TASK GOAL: Express the items from the start of the records through the line containing "enumerate the UI", inclusive, as a JSON list of strings with one string per line and blank lines omitted. Leave the pictures out of the list.

[Region annotation records]
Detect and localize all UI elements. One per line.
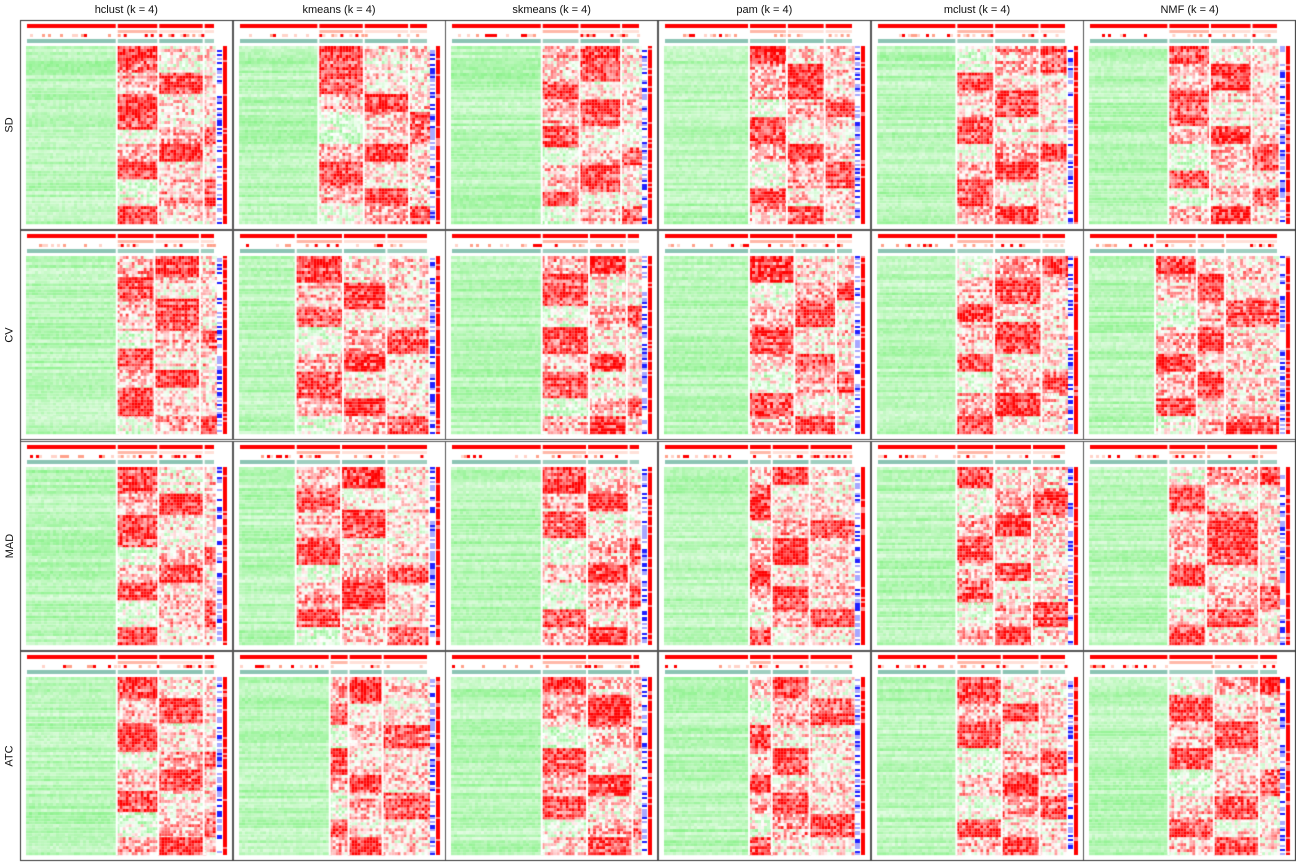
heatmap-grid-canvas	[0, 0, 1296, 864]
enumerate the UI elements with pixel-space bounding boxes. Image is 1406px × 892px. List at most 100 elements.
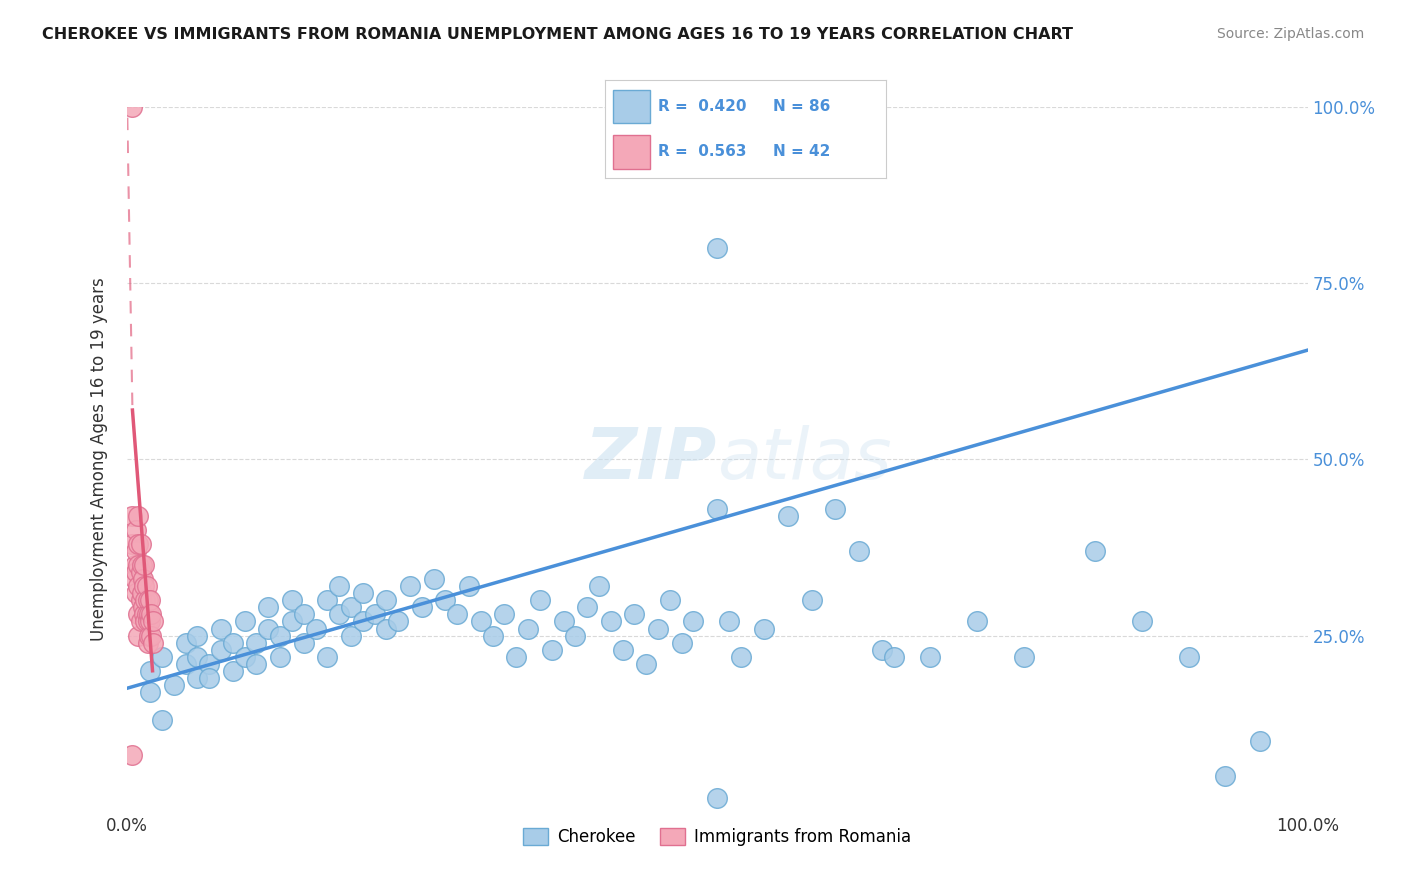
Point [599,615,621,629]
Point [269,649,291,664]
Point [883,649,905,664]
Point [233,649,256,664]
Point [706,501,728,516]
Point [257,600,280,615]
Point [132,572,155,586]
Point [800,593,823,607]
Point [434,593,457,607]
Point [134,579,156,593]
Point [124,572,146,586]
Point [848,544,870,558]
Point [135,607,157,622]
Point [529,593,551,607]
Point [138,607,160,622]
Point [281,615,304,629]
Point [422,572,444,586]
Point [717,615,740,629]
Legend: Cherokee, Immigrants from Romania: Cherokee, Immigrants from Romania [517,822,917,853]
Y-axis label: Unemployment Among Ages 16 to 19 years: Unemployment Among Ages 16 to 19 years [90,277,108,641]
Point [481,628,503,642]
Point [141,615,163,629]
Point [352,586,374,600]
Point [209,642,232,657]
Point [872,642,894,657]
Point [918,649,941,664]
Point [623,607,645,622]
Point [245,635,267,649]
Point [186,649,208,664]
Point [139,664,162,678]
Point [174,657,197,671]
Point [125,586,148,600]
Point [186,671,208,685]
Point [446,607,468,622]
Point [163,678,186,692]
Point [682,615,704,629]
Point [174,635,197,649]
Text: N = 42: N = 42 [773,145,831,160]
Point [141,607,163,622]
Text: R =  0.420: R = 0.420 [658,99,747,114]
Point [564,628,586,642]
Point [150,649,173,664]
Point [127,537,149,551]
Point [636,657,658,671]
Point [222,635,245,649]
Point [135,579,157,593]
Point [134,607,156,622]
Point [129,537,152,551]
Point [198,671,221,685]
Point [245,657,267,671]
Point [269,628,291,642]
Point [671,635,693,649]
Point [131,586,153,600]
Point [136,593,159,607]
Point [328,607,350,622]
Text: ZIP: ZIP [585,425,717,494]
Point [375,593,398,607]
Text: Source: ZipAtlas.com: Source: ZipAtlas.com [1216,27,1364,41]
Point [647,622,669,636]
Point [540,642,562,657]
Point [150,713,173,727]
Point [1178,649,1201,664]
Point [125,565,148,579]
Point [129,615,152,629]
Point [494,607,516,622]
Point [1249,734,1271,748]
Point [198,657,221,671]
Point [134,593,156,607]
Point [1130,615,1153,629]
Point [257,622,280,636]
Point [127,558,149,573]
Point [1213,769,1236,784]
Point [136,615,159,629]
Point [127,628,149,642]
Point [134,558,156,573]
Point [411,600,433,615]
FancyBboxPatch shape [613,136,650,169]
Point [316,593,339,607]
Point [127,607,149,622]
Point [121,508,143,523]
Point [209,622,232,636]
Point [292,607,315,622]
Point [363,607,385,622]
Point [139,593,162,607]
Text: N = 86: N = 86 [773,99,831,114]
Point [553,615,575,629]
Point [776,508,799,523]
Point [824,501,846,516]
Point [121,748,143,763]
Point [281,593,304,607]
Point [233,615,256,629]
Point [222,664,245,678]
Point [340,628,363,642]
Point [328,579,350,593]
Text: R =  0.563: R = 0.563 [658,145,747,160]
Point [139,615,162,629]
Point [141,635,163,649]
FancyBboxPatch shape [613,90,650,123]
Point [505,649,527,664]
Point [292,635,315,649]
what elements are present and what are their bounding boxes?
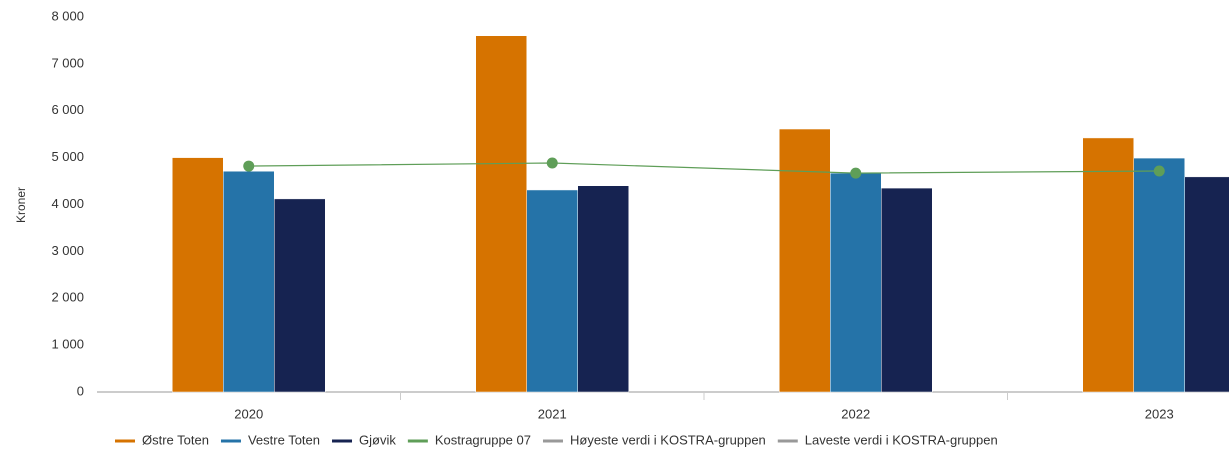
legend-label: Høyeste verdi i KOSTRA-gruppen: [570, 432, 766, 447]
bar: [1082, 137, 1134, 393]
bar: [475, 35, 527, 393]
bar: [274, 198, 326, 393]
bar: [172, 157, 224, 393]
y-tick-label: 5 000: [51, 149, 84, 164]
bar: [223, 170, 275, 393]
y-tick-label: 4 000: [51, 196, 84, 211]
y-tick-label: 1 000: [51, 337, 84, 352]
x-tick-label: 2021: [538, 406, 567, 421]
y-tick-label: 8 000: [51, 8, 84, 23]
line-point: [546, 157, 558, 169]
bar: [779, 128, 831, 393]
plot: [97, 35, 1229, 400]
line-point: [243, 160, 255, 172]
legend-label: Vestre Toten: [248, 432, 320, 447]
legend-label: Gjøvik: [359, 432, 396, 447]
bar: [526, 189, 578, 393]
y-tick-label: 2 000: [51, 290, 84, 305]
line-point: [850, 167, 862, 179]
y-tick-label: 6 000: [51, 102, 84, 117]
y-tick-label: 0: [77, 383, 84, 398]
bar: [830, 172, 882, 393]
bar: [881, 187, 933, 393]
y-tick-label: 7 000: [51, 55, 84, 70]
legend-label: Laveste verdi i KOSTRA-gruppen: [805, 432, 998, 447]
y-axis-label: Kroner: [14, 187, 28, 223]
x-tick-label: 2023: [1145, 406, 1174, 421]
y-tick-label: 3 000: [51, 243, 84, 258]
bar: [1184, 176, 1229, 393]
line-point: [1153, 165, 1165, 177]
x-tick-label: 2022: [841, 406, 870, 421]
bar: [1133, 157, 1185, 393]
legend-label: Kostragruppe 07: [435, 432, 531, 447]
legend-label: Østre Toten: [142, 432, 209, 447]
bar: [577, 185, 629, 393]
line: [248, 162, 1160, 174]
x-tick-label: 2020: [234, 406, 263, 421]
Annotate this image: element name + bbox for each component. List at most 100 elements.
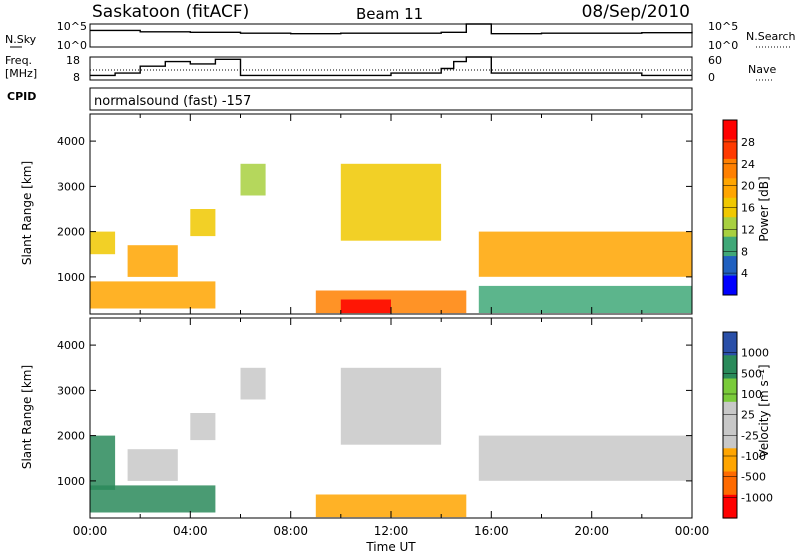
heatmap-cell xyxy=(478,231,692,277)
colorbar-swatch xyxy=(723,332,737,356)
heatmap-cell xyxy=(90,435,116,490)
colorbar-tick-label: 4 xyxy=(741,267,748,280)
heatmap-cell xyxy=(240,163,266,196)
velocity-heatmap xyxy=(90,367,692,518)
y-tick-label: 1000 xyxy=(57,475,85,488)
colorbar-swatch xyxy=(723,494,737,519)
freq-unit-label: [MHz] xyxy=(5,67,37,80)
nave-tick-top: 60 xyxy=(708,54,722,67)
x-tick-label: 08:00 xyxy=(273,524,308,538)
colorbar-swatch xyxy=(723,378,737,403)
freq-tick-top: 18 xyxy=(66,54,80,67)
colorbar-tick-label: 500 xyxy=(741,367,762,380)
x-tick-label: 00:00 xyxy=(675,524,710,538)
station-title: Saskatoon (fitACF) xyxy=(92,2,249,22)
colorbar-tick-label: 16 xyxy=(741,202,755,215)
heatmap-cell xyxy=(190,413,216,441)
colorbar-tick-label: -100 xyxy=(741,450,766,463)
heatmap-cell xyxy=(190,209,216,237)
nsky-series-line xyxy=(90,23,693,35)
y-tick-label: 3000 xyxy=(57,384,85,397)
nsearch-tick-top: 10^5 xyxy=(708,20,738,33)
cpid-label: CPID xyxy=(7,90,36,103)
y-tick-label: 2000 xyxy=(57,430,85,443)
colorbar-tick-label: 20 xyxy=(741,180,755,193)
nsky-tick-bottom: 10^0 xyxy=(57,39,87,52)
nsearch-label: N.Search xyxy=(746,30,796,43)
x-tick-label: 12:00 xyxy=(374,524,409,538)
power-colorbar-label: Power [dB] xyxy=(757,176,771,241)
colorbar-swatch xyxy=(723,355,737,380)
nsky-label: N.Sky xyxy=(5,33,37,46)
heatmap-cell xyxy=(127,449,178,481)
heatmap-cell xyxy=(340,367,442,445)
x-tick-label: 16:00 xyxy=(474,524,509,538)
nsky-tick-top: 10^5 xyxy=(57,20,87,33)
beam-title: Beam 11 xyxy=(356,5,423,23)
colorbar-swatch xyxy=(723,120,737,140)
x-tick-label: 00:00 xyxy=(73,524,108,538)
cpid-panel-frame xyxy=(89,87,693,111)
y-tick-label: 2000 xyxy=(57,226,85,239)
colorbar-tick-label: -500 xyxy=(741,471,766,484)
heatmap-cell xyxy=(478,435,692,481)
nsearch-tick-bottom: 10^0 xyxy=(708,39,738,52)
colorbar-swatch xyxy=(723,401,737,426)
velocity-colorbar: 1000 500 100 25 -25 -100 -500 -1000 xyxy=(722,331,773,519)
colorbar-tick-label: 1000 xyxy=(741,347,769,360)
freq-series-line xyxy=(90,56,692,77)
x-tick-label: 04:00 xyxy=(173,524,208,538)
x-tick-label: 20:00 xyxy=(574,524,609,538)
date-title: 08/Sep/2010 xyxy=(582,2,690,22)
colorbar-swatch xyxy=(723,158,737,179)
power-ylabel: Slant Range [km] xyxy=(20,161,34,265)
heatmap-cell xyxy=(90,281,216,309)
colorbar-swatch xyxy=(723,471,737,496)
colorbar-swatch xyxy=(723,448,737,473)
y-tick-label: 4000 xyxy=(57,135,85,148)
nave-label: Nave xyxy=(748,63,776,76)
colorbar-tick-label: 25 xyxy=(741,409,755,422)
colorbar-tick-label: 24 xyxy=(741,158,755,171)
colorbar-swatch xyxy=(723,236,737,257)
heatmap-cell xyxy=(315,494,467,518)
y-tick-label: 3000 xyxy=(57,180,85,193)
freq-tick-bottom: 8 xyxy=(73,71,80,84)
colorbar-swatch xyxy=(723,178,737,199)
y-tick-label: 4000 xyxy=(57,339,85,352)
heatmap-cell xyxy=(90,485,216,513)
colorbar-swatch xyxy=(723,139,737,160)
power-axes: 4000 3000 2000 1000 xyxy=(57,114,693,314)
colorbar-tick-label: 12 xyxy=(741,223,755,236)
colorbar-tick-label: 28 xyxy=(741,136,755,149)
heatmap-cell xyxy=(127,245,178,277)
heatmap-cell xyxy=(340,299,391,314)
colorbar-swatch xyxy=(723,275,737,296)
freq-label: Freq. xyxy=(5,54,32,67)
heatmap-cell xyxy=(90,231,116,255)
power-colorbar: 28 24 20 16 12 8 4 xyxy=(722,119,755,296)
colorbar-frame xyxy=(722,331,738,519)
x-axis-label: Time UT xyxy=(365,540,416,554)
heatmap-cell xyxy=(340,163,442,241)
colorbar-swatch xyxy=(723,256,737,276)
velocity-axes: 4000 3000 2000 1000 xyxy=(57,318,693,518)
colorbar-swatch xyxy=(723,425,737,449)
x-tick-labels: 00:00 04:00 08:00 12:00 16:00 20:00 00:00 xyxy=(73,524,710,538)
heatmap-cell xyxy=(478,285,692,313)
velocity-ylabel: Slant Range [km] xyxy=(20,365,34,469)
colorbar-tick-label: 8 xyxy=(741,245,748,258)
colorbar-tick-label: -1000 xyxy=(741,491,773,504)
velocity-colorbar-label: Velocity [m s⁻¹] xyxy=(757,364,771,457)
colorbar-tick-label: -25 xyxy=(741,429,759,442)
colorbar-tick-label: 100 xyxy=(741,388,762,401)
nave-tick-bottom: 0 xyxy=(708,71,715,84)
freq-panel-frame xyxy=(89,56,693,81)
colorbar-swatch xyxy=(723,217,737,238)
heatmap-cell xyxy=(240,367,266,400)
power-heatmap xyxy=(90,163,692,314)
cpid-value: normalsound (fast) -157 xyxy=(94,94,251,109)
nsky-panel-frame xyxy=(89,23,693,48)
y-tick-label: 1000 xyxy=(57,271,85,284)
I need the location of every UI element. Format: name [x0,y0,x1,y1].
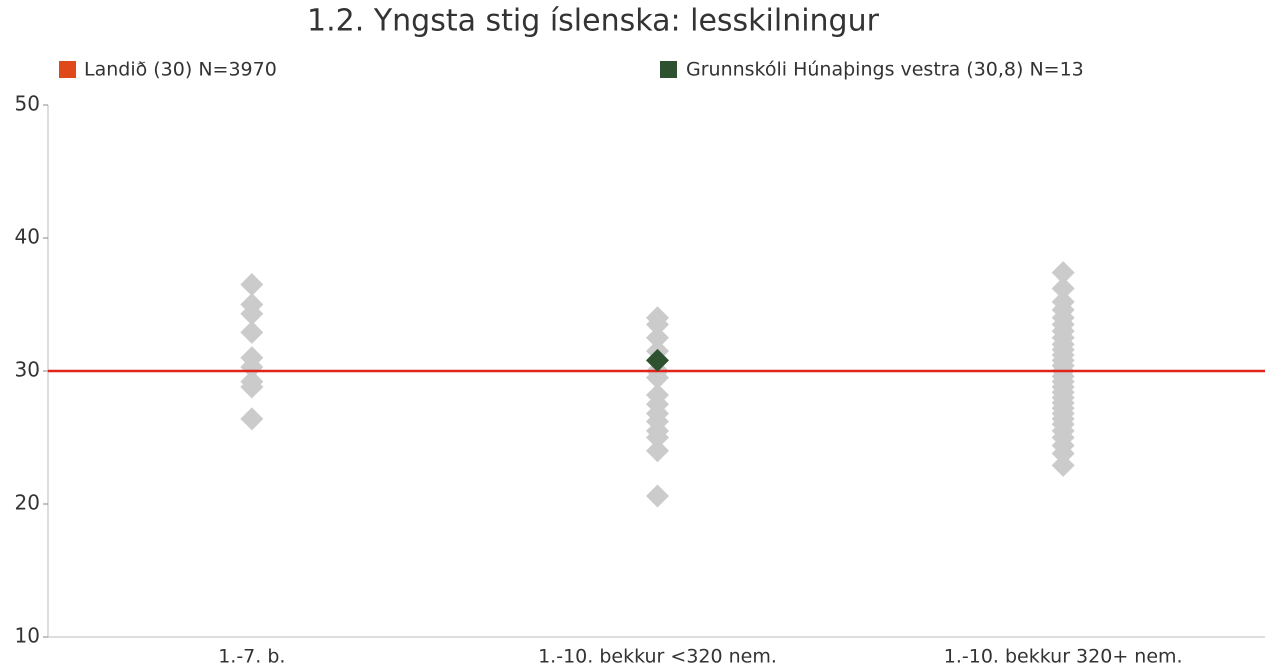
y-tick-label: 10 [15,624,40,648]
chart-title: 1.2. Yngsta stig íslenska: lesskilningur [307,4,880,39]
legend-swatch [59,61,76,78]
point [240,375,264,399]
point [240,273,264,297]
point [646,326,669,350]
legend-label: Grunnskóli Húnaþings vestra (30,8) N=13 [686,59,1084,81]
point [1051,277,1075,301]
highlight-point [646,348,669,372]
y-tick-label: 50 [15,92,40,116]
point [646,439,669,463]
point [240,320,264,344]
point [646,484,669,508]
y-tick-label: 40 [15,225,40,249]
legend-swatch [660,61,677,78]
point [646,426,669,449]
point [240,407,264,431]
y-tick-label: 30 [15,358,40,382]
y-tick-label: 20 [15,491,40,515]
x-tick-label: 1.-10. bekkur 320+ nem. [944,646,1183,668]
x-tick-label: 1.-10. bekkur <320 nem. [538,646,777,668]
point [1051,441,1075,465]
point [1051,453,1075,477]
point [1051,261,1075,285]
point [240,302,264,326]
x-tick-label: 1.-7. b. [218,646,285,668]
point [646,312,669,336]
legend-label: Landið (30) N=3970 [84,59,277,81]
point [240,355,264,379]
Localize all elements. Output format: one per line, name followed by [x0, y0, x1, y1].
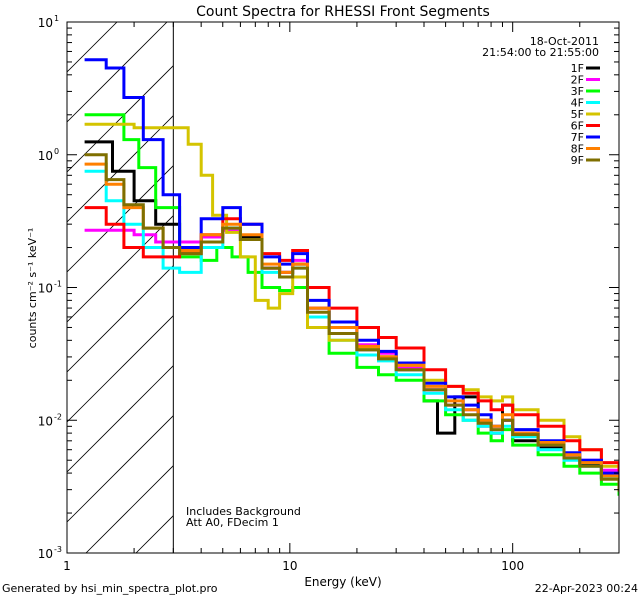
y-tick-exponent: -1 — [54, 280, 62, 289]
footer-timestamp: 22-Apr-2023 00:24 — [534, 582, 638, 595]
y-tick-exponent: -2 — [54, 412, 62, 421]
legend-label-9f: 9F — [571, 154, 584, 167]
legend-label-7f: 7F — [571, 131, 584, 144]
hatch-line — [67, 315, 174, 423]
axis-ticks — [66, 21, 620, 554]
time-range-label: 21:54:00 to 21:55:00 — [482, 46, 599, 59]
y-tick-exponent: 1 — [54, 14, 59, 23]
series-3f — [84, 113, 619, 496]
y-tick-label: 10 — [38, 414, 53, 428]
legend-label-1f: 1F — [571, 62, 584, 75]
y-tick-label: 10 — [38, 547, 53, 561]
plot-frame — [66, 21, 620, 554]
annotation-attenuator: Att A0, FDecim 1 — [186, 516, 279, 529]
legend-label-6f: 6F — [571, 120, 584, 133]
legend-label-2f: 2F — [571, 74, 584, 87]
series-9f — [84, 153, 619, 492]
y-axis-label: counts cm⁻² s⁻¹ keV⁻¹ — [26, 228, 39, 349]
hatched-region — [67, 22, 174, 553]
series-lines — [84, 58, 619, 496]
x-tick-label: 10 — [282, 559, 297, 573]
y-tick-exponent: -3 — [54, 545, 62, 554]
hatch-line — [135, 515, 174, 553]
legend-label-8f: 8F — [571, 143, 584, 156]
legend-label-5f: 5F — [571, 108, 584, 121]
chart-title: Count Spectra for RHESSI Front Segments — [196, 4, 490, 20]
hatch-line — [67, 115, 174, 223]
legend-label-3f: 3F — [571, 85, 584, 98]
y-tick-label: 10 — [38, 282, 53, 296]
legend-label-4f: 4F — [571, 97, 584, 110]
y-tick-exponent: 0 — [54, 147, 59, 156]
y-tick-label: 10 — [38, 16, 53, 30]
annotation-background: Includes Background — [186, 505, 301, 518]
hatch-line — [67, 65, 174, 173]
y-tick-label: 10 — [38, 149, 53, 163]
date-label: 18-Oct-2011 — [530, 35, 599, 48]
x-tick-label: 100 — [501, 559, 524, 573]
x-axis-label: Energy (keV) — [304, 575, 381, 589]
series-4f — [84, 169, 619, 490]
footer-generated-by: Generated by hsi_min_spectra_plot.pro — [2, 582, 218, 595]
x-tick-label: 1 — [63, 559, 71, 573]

FINAL RESULT:
[
  "Detect and localize all UI elements. One per line.",
  "heatmap-grid-canvas\t[0, 0, 1296, 864]",
  "enumerate the UI elements with pixel-space bounding boxes. Image is 1406px × 892px. List at most 100 elements."
]